WHAT IS NEEDED>
Leave out the pictures and repeat the data exactly.

DATA RECORDS>
◆ ◆ ◆ ◆
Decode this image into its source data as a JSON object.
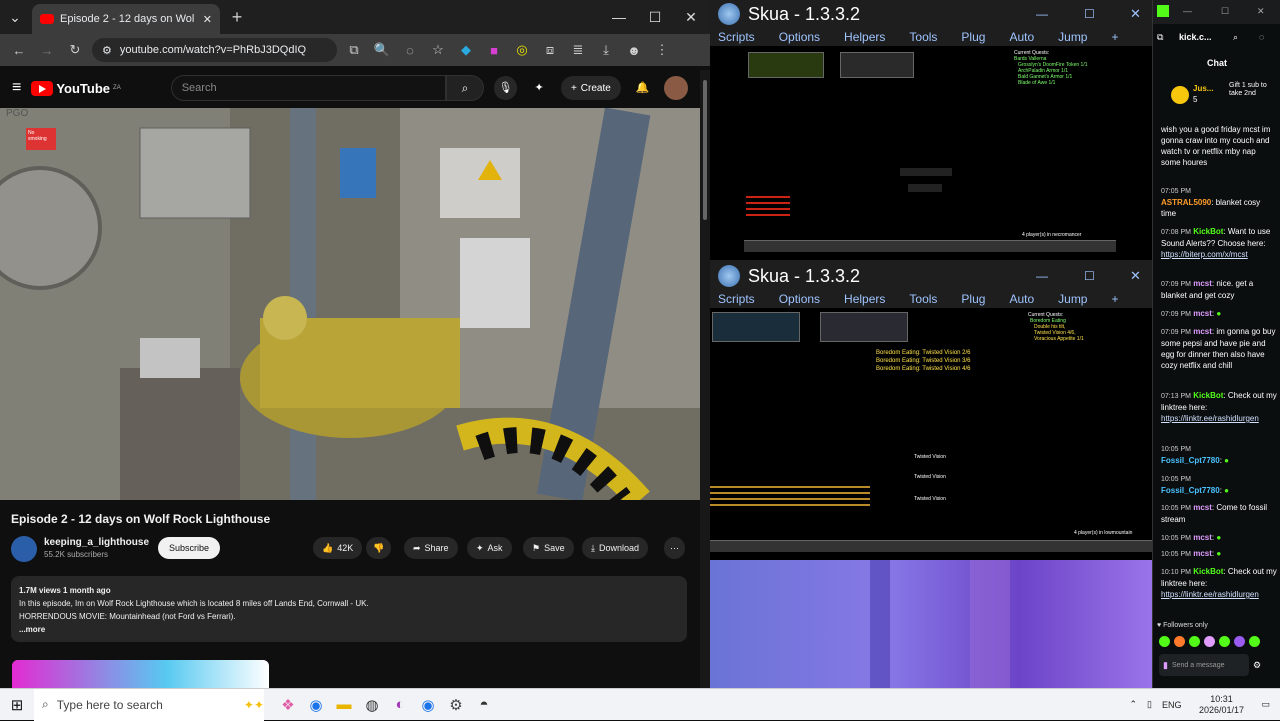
{
  "chrome": {
    "tab_title": "Episode 2 - 12 days on Wol",
    "new_tab": "+",
    "url": "youtube.com/watch?v=PhRbJ3DQdIQ"
  },
  "youtube": {
    "logo": "YouTube",
    "country": "ZA",
    "search_placeholder": "Search",
    "create_label": "Create",
    "video_title": "Episode 2 - 12 days on Wolf Rock Lighthouse",
    "channel_name": "keeping_a_lighthouse",
    "subscribers": "55.2K subscribers",
    "subscribe_label": "Subscribe",
    "like_count": "42K",
    "share_label": "Share",
    "ask_label": "Ask",
    "save_label": "Save",
    "download_label": "Download",
    "desc_stats": "1.7M views  1 month ago",
    "desc_line1": "In this episode, Im on Wolf Rock Lighthouse which is located 8 miles off Lands End, Cornwall - UK.",
    "desc_line2": "HORRENDOUS MOVIE: Mountainhead (not Ford vs Ferrari).",
    "desc_more": "...more",
    "sign_text": "No smoking",
    "sign_code": "PGO"
  },
  "skua1": {
    "title": "Skua - 1.3.3.2",
    "menu": [
      "Scripts",
      "Options",
      "Helpers",
      "Tools",
      "Plug",
      "Auto",
      "Jump",
      "+"
    ],
    "quests_title": "Current Quests:",
    "quests": [
      "Bards Vallerna",
      "Grosslyn's DoomFire Token 1/1",
      "ArchPaladin Armor 1/1",
      "Bald Gannet's Armor 1/1",
      "Blade of Awe 1/1"
    ],
    "players": "4 player(s) in necromancer"
  },
  "skua2": {
    "title": "Skua - 1.3.3.2",
    "menu": [
      "Scripts",
      "Options",
      "Helpers",
      "Tools",
      "Plug",
      "Auto",
      "Jump",
      "+"
    ],
    "quests_title": "Current Quests:",
    "quests": [
      "Boredom Eating",
      "Double his tilt,",
      "Twisted Vision 4/6,",
      "Voracious Appetite 1/1"
    ],
    "boredom": [
      "Boredom Eating: Twisted Vision 2/6",
      "Boredom Eating: Twisted Vision 3/6",
      "Boredom Eating: Twisted Vision 4/6"
    ],
    "tv_label": "Twisted Vision",
    "players": "4 player(s) in lowmountain"
  },
  "kick": {
    "domain": "kick.c...",
    "chat_label": "Chat",
    "pinned_user": "Jus...",
    "pinned_count": "5",
    "gift": "Gift 1 sub to take 2nd",
    "messages": [
      {
        "time": "",
        "name": "",
        "text": "wish you a good friday mcst im gonna craw into my couch and watch tv or netflix mby nap some houres"
      },
      {
        "time": "07:05 PM",
        "name": "ASTRAL5090",
        "text": "blanket cosy time"
      },
      {
        "time": "07:08 PM",
        "name": "KickBot",
        "text": "Want to use Sound Alerts?? Choose here: ",
        "link": "https://biterp.com/x/mcst"
      },
      {
        "time": "07:09 PM",
        "name": "mcst",
        "text": "nice. get a blanket and get cozy"
      },
      {
        "time": "07:09 PM",
        "name": "mcst",
        "text": ""
      },
      {
        "time": "07:09 PM",
        "name": "mcst",
        "text": "im gonna go buy some pepsi and have pie and egg for dinner then also have cozy netflix and chill"
      },
      {
        "time": "07:13 PM",
        "name": "KickBot",
        "text": "Check out my linktree here: ",
        "link": "https://linktr.ee/rashidlurgen"
      },
      {
        "time": "10:05 PM",
        "name": "Fossil_Cpt7780",
        "text": ""
      },
      {
        "time": "10:05 PM",
        "name": "Fossil_Cpt7780",
        "text": ""
      },
      {
        "time": "10:05 PM",
        "name": "mcst",
        "text": "Come to fossil stream"
      },
      {
        "time": "10:05 PM",
        "name": "mcst",
        "text": ""
      },
      {
        "time": "10:05 PM",
        "name": "mcst",
        "text": ""
      },
      {
        "time": "10:10 PM",
        "name": "KickBot",
        "text": "Check out my linktree here: ",
        "link": "https://linktr.ee/rashidlurgen"
      }
    ],
    "followers_only": "Followers only",
    "send_placeholder": "Send a message"
  },
  "taskbar": {
    "search_placeholder": "Type here to search",
    "lang": "ENG",
    "time": "10:31",
    "date": "2026/01/17"
  }
}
◆ ◆ ◆ ◆
WRITTEN RESPONSE>
Decode this image into its source data as a JSON object.
{
  "chrome": {
    "tab_title": "Episode 2 - 12 days on Wol",
    "new_tab": "+",
    "url": "youtube.com/watch?v=PhRbJ3DQdIQ"
  },
  "youtube": {
    "logo": "YouTube",
    "country": "ZA",
    "search_placeholder": "Search",
    "create_label": "Create",
    "video_title": "Episode 2 - 12 days on Wolf Rock Lighthouse",
    "channel_name": "keeping_a_lighthouse",
    "subscribers": "55.2K subscribers",
    "subscribe_label": "Subscribe",
    "like_count": "42K",
    "share_label": "Share",
    "ask_label": "Ask",
    "save_label": "Save",
    "download_label": "Download",
    "desc_stats": "1.7M views  1 month ago",
    "desc_line1": "In this episode, Im on Wolf Rock Lighthouse which is located 8 miles off Lands End, Cornwall - UK.",
    "desc_line2": "HORRENDOUS MOVIE: Mountainhead (not Ford vs Ferrari).",
    "desc_more": "...more",
    "sign_text": "No smoking",
    "sign_code": "PGO"
  },
  "skua1": {
    "title": "Skua - 1.3.3.2",
    "menu": [
      "Scripts",
      "Options",
      "Helpers",
      "Tools",
      "Plug",
      "Auto",
      "Jump",
      "+"
    ],
    "quests_title": "Current Quests:",
    "quests": [
      "Bards Vallerna",
      "Grosslyn's DoomFire Token 1/1",
      "ArchPaladin Armor 1/1",
      "Bald Gannet's Armor 1/1",
      "Blade of Awe 1/1"
    ],
    "players": "4 player(s) in necromancer"
  },
  "skua2": {
    "title": "Skua - 1.3.3.2",
    "menu": [
      "Scripts",
      "Options",
      "Helpers",
      "Tools",
      "Plug",
      "Auto",
      "Jump",
      "+"
    ],
    "quests_title": "Current Quests:",
    "quests": [
      "Boredom Eating",
      "Double his tilt,",
      "Twisted Vision 4/6,",
      "Voracious Appetite 1/1"
    ],
    "boredom": [
      "Boredom Eating: Twisted Vision 2/6",
      "Boredom Eating: Twisted Vision 3/6",
      "Boredom Eating: Twisted Vision 4/6"
    ],
    "tv_label": "Twisted Vision",
    "players": "4 player(s) in lowmountain"
  },
  "kick": {
    "domain": "kick.c...",
    "chat_label": "Chat",
    "pinned_user": "Jus...",
    "pinned_count": "5",
    "gift": "Gift 1 sub to take 2nd",
    "messages": [
      {
        "time": "",
        "name": "",
        "text": "wish you a good friday mcst im gonna craw into my couch and watch tv or netflix mby nap some houres"
      },
      {
        "time": "07:05 PM",
        "name": "ASTRAL5090",
        "text": "blanket cosy time"
      },
      {
        "time": "07:08 PM",
        "name": "KickBot",
        "text": "Want to use Sound Alerts?? Choose here: ",
        "link": "https://biterp.com/x/mcst"
      },
      {
        "time": "07:09 PM",
        "name": "mcst",
        "text": "nice. get a blanket and get cozy"
      },
      {
        "time": "07:09 PM",
        "name": "mcst",
        "text": ""
      },
      {
        "time": "07:09 PM",
        "name": "mcst",
        "text": "im gonna go buy some pepsi and have pie and egg for dinner then also have cozy netflix and chill"
      },
      {
        "time": "07:13 PM",
        "name": "KickBot",
        "text": "Check out my linktree here: ",
        "link": "https://linktr.ee/rashidlurgen"
      },
      {
        "time": "10:05 PM",
        "name": "Fossil_Cpt7780",
        "text": ""
      },
      {
        "time": "10:05 PM",
        "name": "Fossil_Cpt7780",
        "text": ""
      },
      {
        "time": "10:05 PM",
        "name": "mcst",
        "text": "Come to fossil stream"
      },
      {
        "time": "10:05 PM",
        "name": "mcst",
        "text": ""
      },
      {
        "time": "10:05 PM",
        "name": "mcst",
        "text": ""
      },
      {
        "time": "10:10 PM",
        "name": "KickBot",
        "text": "Check out my linktree here: ",
        "link": "https://linktr.ee/rashidlurgen"
      }
    ],
    "followers_only": "Followers only",
    "send_placeholder": "Send a message"
  },
  "taskbar": {
    "search_placeholder": "Type here to search",
    "lang": "ENG",
    "time": "10:31",
    "date": "2026/01/17"
  }
}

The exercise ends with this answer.